* BEGIN EXERCISE MATERIAL *

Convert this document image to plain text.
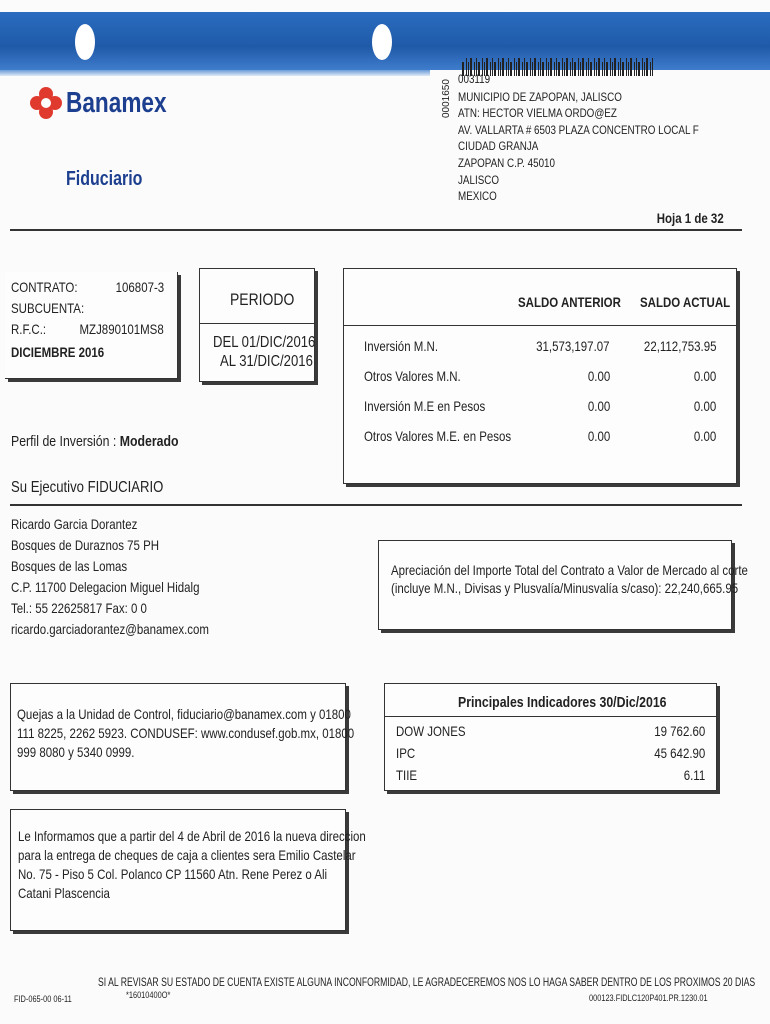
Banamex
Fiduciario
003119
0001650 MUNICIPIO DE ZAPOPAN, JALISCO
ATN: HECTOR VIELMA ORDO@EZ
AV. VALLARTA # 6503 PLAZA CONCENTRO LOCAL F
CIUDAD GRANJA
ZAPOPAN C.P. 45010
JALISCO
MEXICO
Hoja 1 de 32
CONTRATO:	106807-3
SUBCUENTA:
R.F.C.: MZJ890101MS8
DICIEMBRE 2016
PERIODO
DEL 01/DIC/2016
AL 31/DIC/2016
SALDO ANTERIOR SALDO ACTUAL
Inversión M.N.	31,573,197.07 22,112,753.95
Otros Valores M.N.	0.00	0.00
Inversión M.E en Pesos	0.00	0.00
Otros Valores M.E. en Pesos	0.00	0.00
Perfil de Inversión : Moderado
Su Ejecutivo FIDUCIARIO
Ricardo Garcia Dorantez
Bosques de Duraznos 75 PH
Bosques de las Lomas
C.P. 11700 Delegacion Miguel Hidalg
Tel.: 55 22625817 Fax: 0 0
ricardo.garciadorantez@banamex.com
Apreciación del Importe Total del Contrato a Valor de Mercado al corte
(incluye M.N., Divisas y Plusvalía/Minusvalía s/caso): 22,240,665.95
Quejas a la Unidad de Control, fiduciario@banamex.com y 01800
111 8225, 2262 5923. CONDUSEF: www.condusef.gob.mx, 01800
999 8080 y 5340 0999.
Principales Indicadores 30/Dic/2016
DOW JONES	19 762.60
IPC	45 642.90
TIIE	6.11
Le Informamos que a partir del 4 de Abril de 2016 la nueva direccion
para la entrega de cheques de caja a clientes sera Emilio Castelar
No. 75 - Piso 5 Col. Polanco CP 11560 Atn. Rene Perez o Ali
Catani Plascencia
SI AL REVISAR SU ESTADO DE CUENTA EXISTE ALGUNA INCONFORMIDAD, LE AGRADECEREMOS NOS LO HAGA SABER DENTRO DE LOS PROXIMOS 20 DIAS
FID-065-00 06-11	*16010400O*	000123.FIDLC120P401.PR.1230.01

* END EXERCISE MATERIAL *
* BEGIN EXERCISE MATERIAL *

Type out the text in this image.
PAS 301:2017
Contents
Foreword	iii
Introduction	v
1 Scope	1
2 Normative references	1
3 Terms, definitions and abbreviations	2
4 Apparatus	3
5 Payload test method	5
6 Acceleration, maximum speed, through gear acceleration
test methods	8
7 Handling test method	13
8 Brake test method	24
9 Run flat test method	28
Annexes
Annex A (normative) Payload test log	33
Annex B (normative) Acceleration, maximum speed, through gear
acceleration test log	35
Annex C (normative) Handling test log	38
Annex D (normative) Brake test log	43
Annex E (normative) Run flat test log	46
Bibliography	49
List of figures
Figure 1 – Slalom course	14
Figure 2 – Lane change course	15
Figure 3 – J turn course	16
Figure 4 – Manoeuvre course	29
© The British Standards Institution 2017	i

* END EXERCISE MATERIAL *
* BEGIN EXERCISE MATERIAL *

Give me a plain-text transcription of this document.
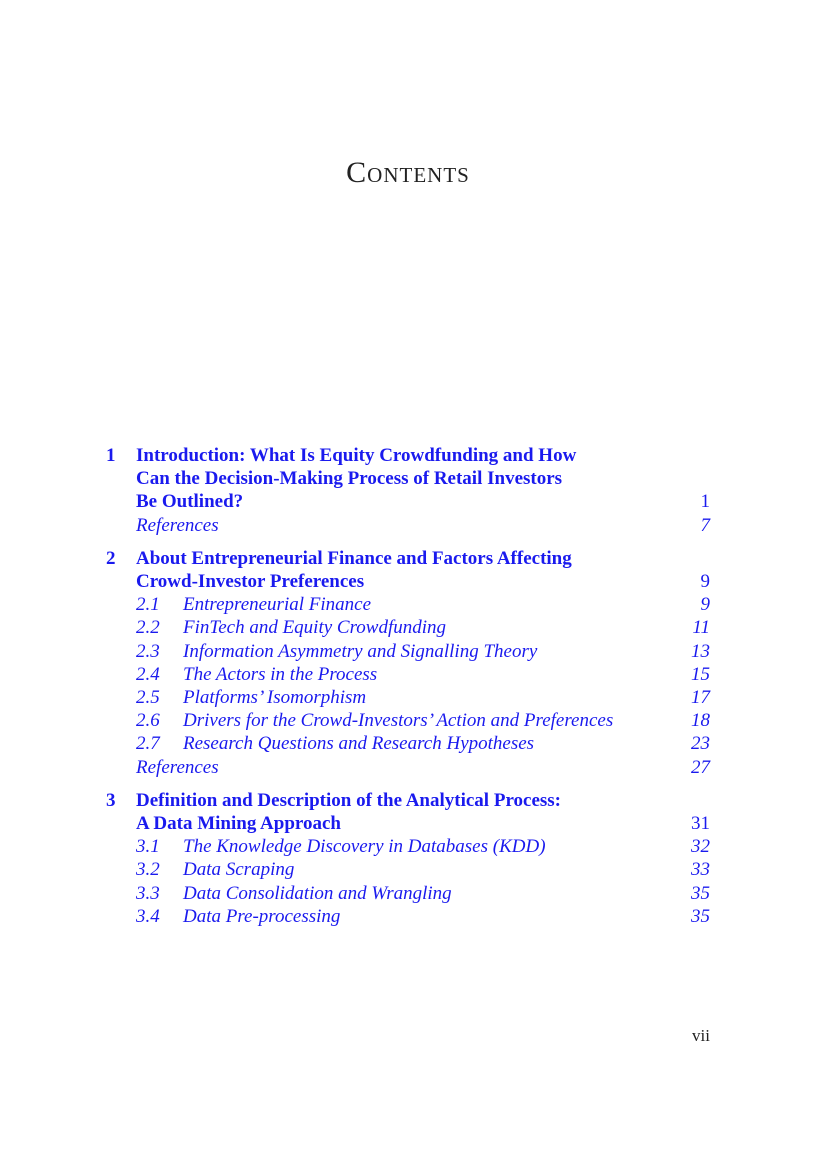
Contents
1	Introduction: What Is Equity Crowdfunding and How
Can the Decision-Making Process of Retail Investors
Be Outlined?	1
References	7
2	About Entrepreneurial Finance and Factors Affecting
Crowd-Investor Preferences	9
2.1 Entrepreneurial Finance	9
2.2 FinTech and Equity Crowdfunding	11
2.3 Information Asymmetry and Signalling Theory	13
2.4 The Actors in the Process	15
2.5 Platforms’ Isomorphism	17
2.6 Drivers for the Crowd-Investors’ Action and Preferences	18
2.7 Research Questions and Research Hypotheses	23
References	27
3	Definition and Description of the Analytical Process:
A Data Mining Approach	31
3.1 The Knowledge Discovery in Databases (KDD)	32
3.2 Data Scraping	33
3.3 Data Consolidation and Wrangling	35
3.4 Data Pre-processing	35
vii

* END EXERCISE MATERIAL *

SET PROBLEM:
Where a line above contains the string "Preferences", copy that line.

SOLUTION TO THIS PROBLEM:
Crowd-Investor Preferences	9
2.6 Drivers for the Crowd-Investors’ Action and Preferences	18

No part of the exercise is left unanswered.